* AIM: Please transcribe the listing below in full and word for word, without its pictures.

## Begin INPUT ROWS

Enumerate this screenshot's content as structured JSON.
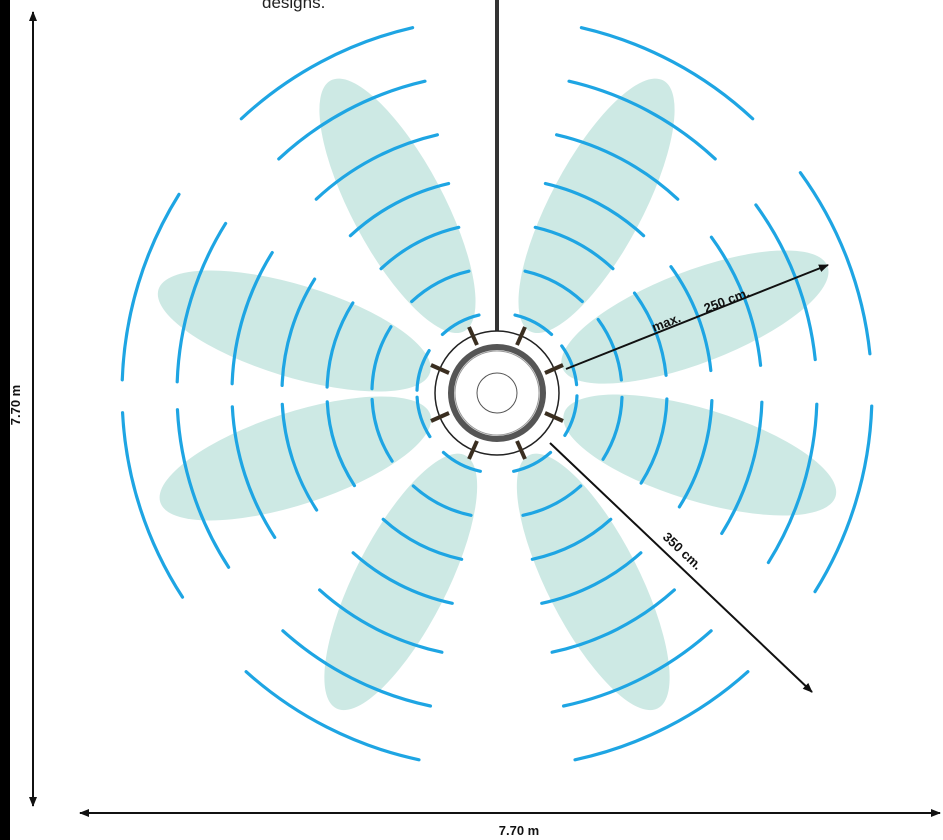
{
  "header": {
    "caption": "designs."
  },
  "labels": {
    "max": "max.",
    "range": "250 cm.",
    "radius": "350 cm.",
    "height": "7.70 m",
    "width": "7.70 m"
  }
}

## End INPUT ROWS

* RESPONSE:
Enumerate this screenshot's content as structured JSON.
{
  "header": {
    "caption": "designs."
  },
  "labels": {
    "max": "max.",
    "range": "250 cm.",
    "radius": "350 cm.",
    "height": "7.70 m",
    "width": "7.70 m"
  }
}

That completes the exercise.